→ **Request**
Leaving out the pictures, transcribe all of the records faithfully.

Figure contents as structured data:
--------

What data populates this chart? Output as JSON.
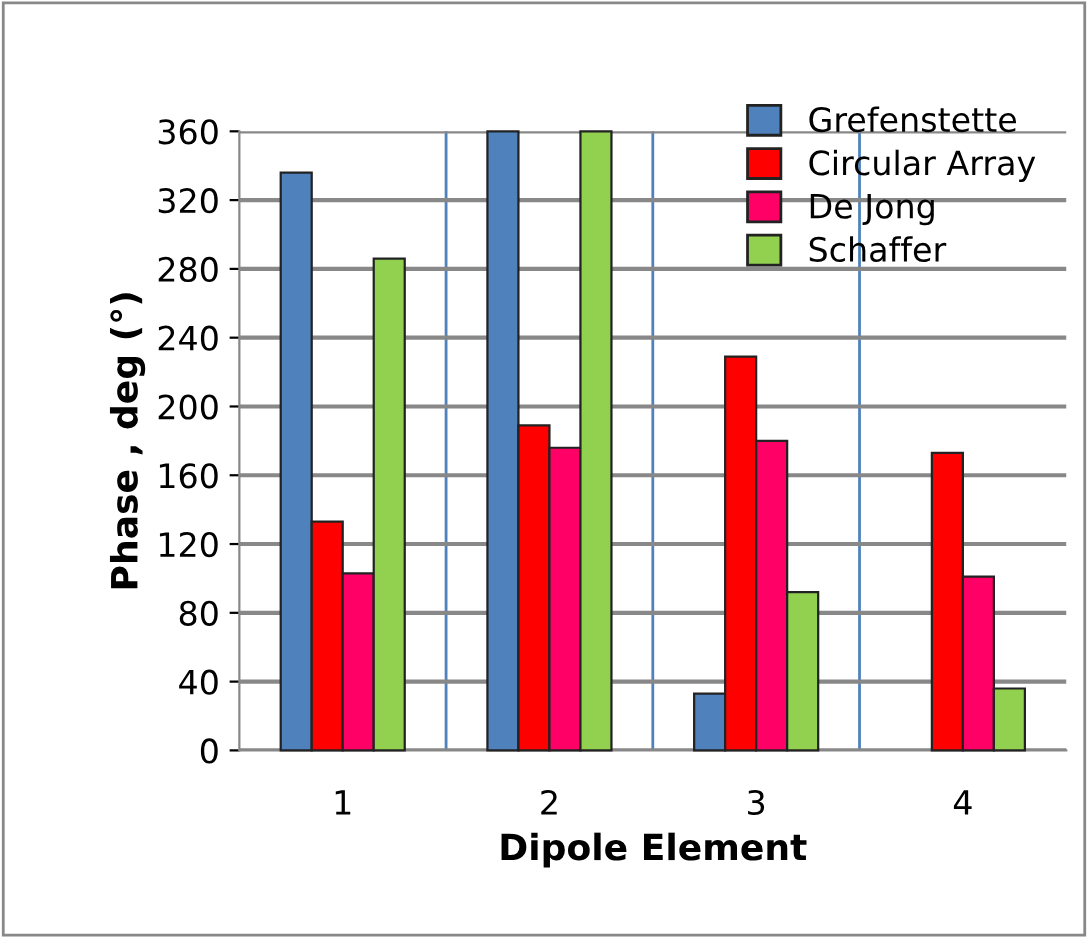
{
  "chart_data": {
    "type": "bar",
    "xlabel": "Dipole Element",
    "ylabel": "Phase , deg (°)",
    "categories": [
      "1",
      "2",
      "3",
      "4"
    ],
    "series": [
      {
        "name": "Grefenstette",
        "color": "#4f81bd",
        "values": [
          336,
          360,
          33,
          null
        ]
      },
      {
        "name": "Circular Array",
        "color": "#ff0000",
        "values": [
          133,
          189,
          229,
          173
        ]
      },
      {
        "name": "De Jong",
        "color": "#ff0066",
        "values": [
          103,
          176,
          180,
          101
        ]
      },
      {
        "name": "Schaffer",
        "color": "#92d050",
        "values": [
          286,
          360,
          92,
          36
        ]
      }
    ],
    "ylim": [
      0,
      360
    ],
    "yticks": [
      0,
      40,
      80,
      120,
      160,
      200,
      240,
      280,
      320,
      360
    ],
    "grid": true,
    "legend": "top right"
  }
}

--------

→ **Correct output**
What data populates this chart? Output as JSON.
{
  "chart_data": {
    "type": "bar",
    "xlabel": "Dipole Element",
    "ylabel": "Phase , deg (°)",
    "categories": [
      "1",
      "2",
      "3",
      "4"
    ],
    "series": [
      {
        "name": "Grefenstette",
        "color": "#4f81bd",
        "values": [
          336,
          360,
          33,
          null
        ]
      },
      {
        "name": "Circular Array",
        "color": "#ff0000",
        "values": [
          133,
          189,
          229,
          173
        ]
      },
      {
        "name": "De Jong",
        "color": "#ff0066",
        "values": [
          103,
          176,
          180,
          101
        ]
      },
      {
        "name": "Schaffer",
        "color": "#92d050",
        "values": [
          286,
          360,
          92,
          36
        ]
      }
    ],
    "ylim": [
      0,
      360
    ],
    "yticks": [
      0,
      40,
      80,
      120,
      160,
      200,
      240,
      280,
      320,
      360
    ],
    "grid": true,
    "legend": "top right"
  }
}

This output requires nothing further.